Task to carry out. From the entries below, copy every line that holds the word "kelimeleri".

--*--

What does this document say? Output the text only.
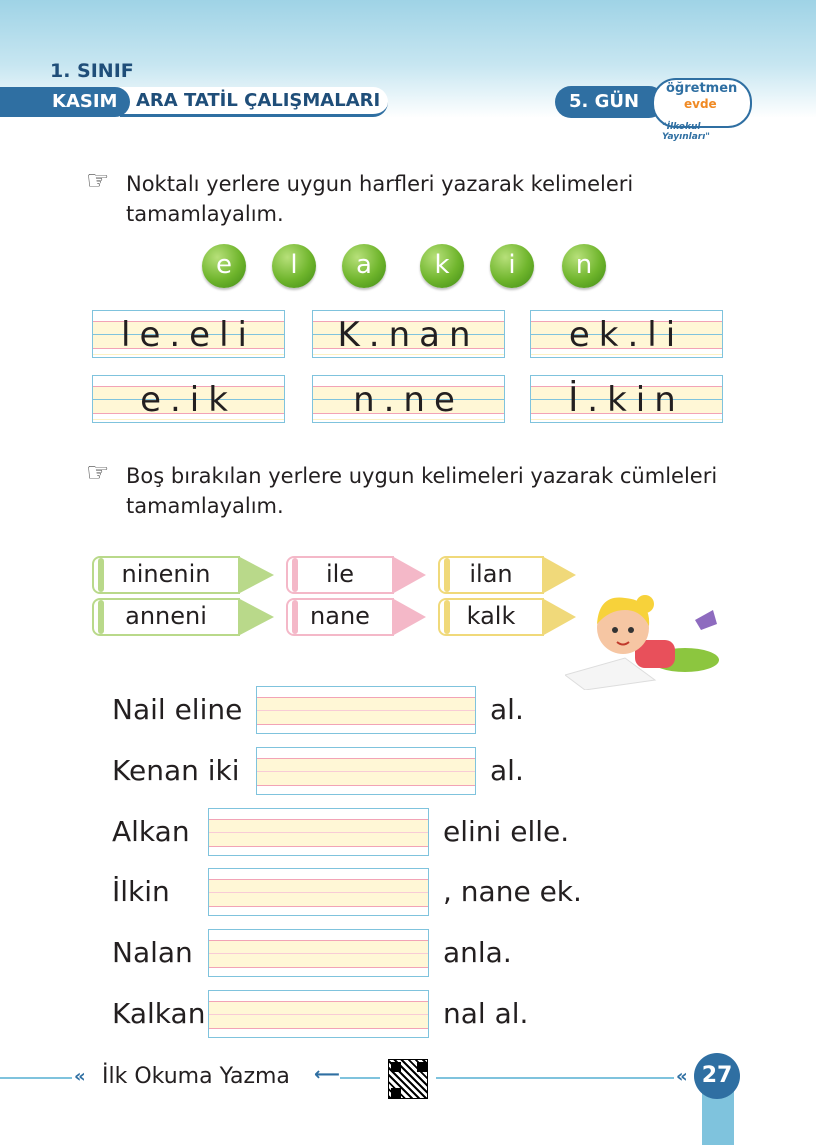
1. SINIF
ARA TATİL ÇALIŞMALARI
KASIM	5. GÜN
öğretmen
evde
"İlkokul Yayınları"
☞ Noktalı yerlere uygun harfleri yazarak kelimeleri
tamamlayalım.
e	l	a	k	i	n
le.eli	K.nan	ek.li
e.ik	n.ne	İ.kin
☞ Boş bırakılan yerlere uygun kelimeleri yazarak cümleleri
tamamlayalım.
ninenin	ile	ilan
anneni	nane	kalk
Nail eline	al.
Kenan iki	al.
Alkan	elini elle.
İlkin	, nane ek.
Nalan	anla.
Kalkan	nal al.
« İlk Okuma Yazma ⟵	« 27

--*--

Completed exercise.
☞ Noktalı yerlere uygun harfleri yazarak kelimeleri
☞ Boş bırakılan yerlere uygun kelimeleri yazarak cümleleri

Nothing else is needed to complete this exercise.